(Dataset records):
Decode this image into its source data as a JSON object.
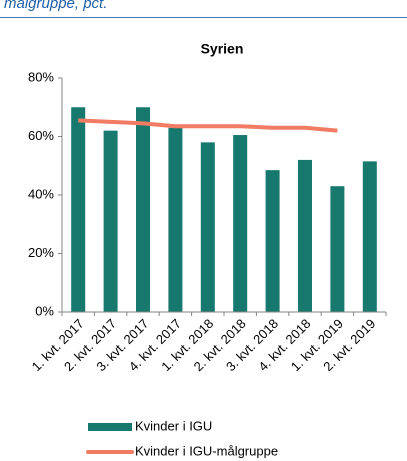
{
  "caption": "målgruppe, pct.",
  "chart_data": {
    "type": "combo",
    "title": "Syrien",
    "categories": [
      "1. kvt. 2017",
      "2. kvt. 2017",
      "3. kvt. 2017",
      "4. kvt. 2017",
      "1. kvt. 2018",
      "2. kvt. 2018",
      "3. kvt. 2018",
      "4. kvt. 2018",
      "1. kvt. 2019",
      "2. kvt. 2019"
    ],
    "series": [
      {
        "name": "Kvinder i IGU",
        "type": "bar",
        "color": "#17786e",
        "values": [
          70,
          62,
          70,
          63,
          58,
          60.5,
          48.5,
          52,
          43,
          51.5
        ]
      },
      {
        "name": "Kvinder i IGU-målgruppe",
        "type": "line",
        "color": "#f27b63",
        "values": [
          65.5,
          65,
          64.5,
          63.5,
          63.5,
          63.5,
          63,
          63,
          62,
          null
        ]
      }
    ],
    "ylim": [
      0,
      80
    ],
    "yticks": [
      {
        "value": 0,
        "label": "0%"
      },
      {
        "value": 20,
        "label": "20%"
      },
      {
        "value": 40,
        "label": "40%"
      },
      {
        "value": 60,
        "label": "60%"
      },
      {
        "value": 80,
        "label": "80%"
      }
    ],
    "grid": false,
    "legend": "bottom"
  }
}
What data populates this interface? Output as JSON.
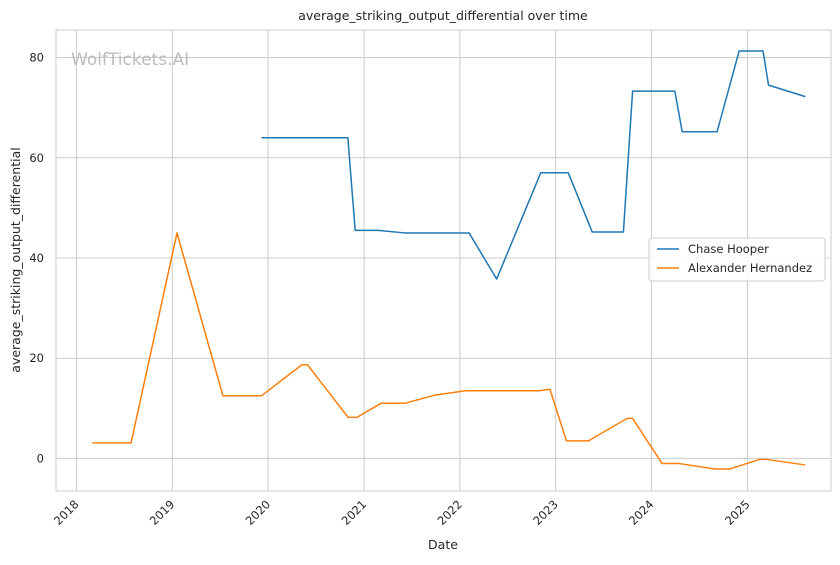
{
  "chart_data": {
    "type": "line",
    "title": "average_striking_output_differential over time",
    "xlabel": "Date",
    "ylabel": "average_striking_output_differential",
    "watermark": "WolfTickets.AI",
    "x_ticks": [
      "2018",
      "2019",
      "2020",
      "2021",
      "2022",
      "2023",
      "2024",
      "2025"
    ],
    "y_ticks": [
      0,
      20,
      40,
      60,
      80
    ],
    "xlim": [
      "2017-10-15",
      "2025-11-15"
    ],
    "ylim": [
      -6.5,
      85.5
    ],
    "grid": true,
    "legend_position": "center-right",
    "series": [
      {
        "name": "Chase Hooper",
        "color": "#1f77b4",
        "points": [
          [
            "2019-12-07",
            64.0
          ],
          [
            "2020-10-31",
            64.0
          ],
          [
            "2020-11-28",
            45.5
          ],
          [
            "2021-02-27",
            45.5
          ],
          [
            "2021-06-05",
            45.0
          ],
          [
            "2022-02-05",
            45.0
          ],
          [
            "2022-05-21",
            35.8
          ],
          [
            "2022-11-05",
            57.0
          ],
          [
            "2023-02-18",
            57.0
          ],
          [
            "2023-05-20",
            45.2
          ],
          [
            "2023-09-16",
            45.2
          ],
          [
            "2023-10-21",
            73.3
          ],
          [
            "2024-03-30",
            73.3
          ],
          [
            "2024-04-27",
            65.2
          ],
          [
            "2024-09-07",
            65.2
          ],
          [
            "2024-11-30",
            81.3
          ],
          [
            "2025-03-01",
            81.3
          ],
          [
            "2025-03-22",
            74.5
          ],
          [
            "2025-08-09",
            72.2
          ]
        ]
      },
      {
        "name": "Alexander Hernandez",
        "color": "#ff7f0e",
        "points": [
          [
            "2018-03-03",
            3.1
          ],
          [
            "2018-07-28",
            3.1
          ],
          [
            "2019-01-19",
            45.0
          ],
          [
            "2019-07-13",
            12.5
          ],
          [
            "2019-12-07",
            12.5
          ],
          [
            "2020-05-09",
            18.7
          ],
          [
            "2020-05-30",
            18.7
          ],
          [
            "2020-11-01",
            8.2
          ],
          [
            "2020-12-05",
            8.2
          ],
          [
            "2021-03-06",
            11.0
          ],
          [
            "2021-06-05",
            11.0
          ],
          [
            "2021-09-25",
            12.6
          ],
          [
            "2022-01-22",
            13.5
          ],
          [
            "2022-10-29",
            13.5
          ],
          [
            "2022-12-10",
            13.8
          ],
          [
            "2023-02-11",
            3.5
          ],
          [
            "2023-05-06",
            3.5
          ],
          [
            "2023-09-30",
            8.0
          ],
          [
            "2023-10-21",
            8.0
          ],
          [
            "2024-02-10",
            -1.0
          ],
          [
            "2024-04-13",
            -1.0
          ],
          [
            "2024-08-31",
            -2.1
          ],
          [
            "2024-10-26",
            -2.1
          ],
          [
            "2025-02-15",
            -0.2
          ],
          [
            "2025-03-15",
            -0.2
          ],
          [
            "2025-08-09",
            -1.3
          ]
        ]
      }
    ]
  }
}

(Problem statement): Restate each line of the records exactly; pictures do not belong in the copy.

(The completed task):
Decode this image into its source data as a JSON object.
{
  "caption": "målgruppe, pct.",
  "chart_data": {
    "type": "combo",
    "title": "Syrien",
    "categories": [
      "1. kvt. 2017",
      "2. kvt. 2017",
      "3. kvt. 2017",
      "4. kvt. 2017",
      "1. kvt. 2018",
      "2. kvt. 2018",
      "3. kvt. 2018",
      "4. kvt. 2018",
      "1. kvt. 2019",
      "2. kvt. 2019"
    ],
    "series": [
      {
        "name": "Kvinder i IGU",
        "type": "bar",
        "color": "#17786e",
        "values": [
          70,
          62,
          70,
          63,
          58,
          60.5,
          48.5,
          52,
          43,
          51.5
        ]
      },
      {
        "name": "Kvinder i IGU-målgruppe",
        "type": "line",
        "color": "#f27b63",
        "values": [
          65.5,
          65,
          64.5,
          63.5,
          63.5,
          63.5,
          63,
          63,
          62,
          null
        ]
      }
    ],
    "ylim": [
      0,
      80
    ],
    "yticks": [
      {
        "value": 0,
        "label": "0%"
      },
      {
        "value": 20,
        "label": "20%"
      },
      {
        "value": 40,
        "label": "40%"
      },
      {
        "value": 60,
        "label": "60%"
      },
      {
        "value": 80,
        "label": "80%"
      }
    ],
    "grid": false,
    "legend": "bottom"
  }
}
What data populates this interface? Output as JSON.
{
  "chart_data": {
    "type": "line",
    "title": "average_striking_output_differential over time",
    "xlabel": "Date",
    "ylabel": "average_striking_output_differential",
    "watermark": "WolfTickets.AI",
    "x_ticks": [
      "2018",
      "2019",
      "2020",
      "2021",
      "2022",
      "2023",
      "2024",
      "2025"
    ],
    "y_ticks": [
      0,
      20,
      40,
      60,
      80
    ],
    "xlim": [
      "2017-10-15",
      "2025-11-15"
    ],
    "ylim": [
      -6.5,
      85.5
    ],
    "grid": true,
    "legend_position": "center-right",
    "series": [
      {
        "name": "Chase Hooper",
        "color": "#1f77b4",
        "points": [
          [
            "2019-12-07",
            64.0
          ],
          [
            "2020-10-31",
            64.0
          ],
          [
            "2020-11-28",
            45.5
          ],
          [
            "2021-02-27",
            45.5
          ],
          [
            "2021-06-05",
            45.0
          ],
          [
            "2022-02-05",
            45.0
          ],
          [
            "2022-05-21",
            35.8
          ],
          [
            "2022-11-05",
            57.0
          ],
          [
            "2023-02-18",
            57.0
          ],
          [
            "2023-05-20",
            45.2
          ],
          [
            "2023-09-16",
            45.2
          ],
          [
            "2023-10-21",
            73.3
          ],
          [
            "2024-03-30",
            73.3
          ],
          [
            "2024-04-27",
            65.2
          ],
          [
            "2024-09-07",
            65.2
          ],
          [
            "2024-11-30",
            81.3
          ],
          [
            "2025-03-01",
            81.3
          ],
          [
            "2025-03-22",
            74.5
          ],
          [
            "2025-08-09",
            72.2
          ]
        ]
      },
      {
        "name": "Alexander Hernandez",
        "color": "#ff7f0e",
        "points": [
          [
            "2018-03-03",
            3.1
          ],
          [
            "2018-07-28",
            3.1
          ],
          [
            "2019-01-19",
            45.0
          ],
          [
            "2019-07-13",
            12.5
          ],
          [
            "2019-12-07",
            12.5
          ],
          [
            "2020-05-09",
            18.7
          ],
          [
            "2020-05-30",
            18.7
          ],
          [
            "2020-11-01",
            8.2
          ],
          [
            "2020-12-05",
            8.2
          ],
          [
            "2021-03-06",
            11.0
          ],
          [
            "2021-06-05",
            11.0
          ],
          [
            "2021-09-25",
            12.6
          ],
          [
            "2022-01-22",
            13.5
          ],
          [
            "2022-10-29",
            13.5
          ],
          [
            "2022-12-10",
            13.8
          ],
          [
            "2023-02-11",
            3.5
          ],
          [
            "2023-05-06",
            3.5
          ],
          [
            "2023-09-30",
            8.0
          ],
          [
            "2023-10-21",
            8.0
          ],
          [
            "2024-02-10",
            -1.0
          ],
          [
            "2024-04-13",
            -1.0
          ],
          [
            "2024-08-31",
            -2.1
          ],
          [
            "2024-10-26",
            -2.1
          ],
          [
            "2025-02-15",
            -0.2
          ],
          [
            "2025-03-15",
            -0.2
          ],
          [
            "2025-08-09",
            -1.3
          ]
        ]
      }
    ]
  }
}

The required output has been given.